What you have to do: Output all the entries word for word. Omit the pictures.

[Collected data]
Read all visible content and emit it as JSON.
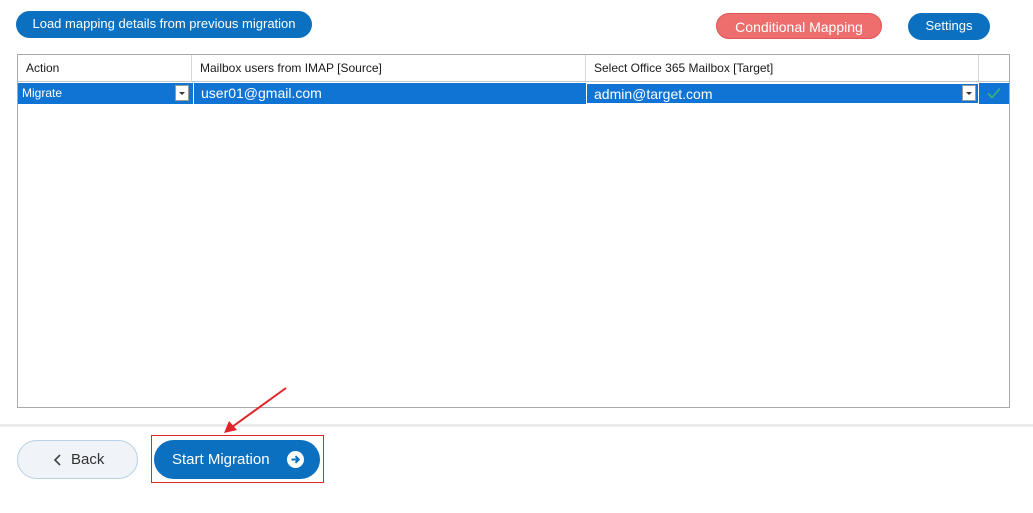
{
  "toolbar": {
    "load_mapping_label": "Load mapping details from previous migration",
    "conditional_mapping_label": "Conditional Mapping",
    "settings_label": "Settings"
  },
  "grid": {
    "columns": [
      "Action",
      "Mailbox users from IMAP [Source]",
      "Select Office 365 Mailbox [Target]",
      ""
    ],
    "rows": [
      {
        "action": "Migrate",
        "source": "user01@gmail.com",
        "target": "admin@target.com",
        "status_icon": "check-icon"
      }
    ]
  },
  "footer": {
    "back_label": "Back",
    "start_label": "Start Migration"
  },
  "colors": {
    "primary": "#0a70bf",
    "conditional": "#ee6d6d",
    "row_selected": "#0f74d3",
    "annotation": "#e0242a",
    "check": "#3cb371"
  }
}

Finished exercise:
Read all visible content and emit it as JSON.
{
  "toolbar": {
    "load_mapping_label": "Load mapping details from previous migration",
    "conditional_mapping_label": "Conditional Mapping",
    "settings_label": "Settings"
  },
  "grid": {
    "columns": [
      "Action",
      "Mailbox users from IMAP [Source]",
      "Select Office 365 Mailbox [Target]",
      ""
    ],
    "rows": [
      {
        "action": "Migrate",
        "source": "user01@gmail.com",
        "target": "admin@target.com",
        "status_icon": "check-icon"
      }
    ]
  },
  "footer": {
    "back_label": "Back",
    "start_label": "Start Migration"
  },
  "colors": {
    "primary": "#0a70bf",
    "conditional": "#ee6d6d",
    "row_selected": "#0f74d3",
    "annotation": "#e0242a",
    "check": "#3cb371"
  }
}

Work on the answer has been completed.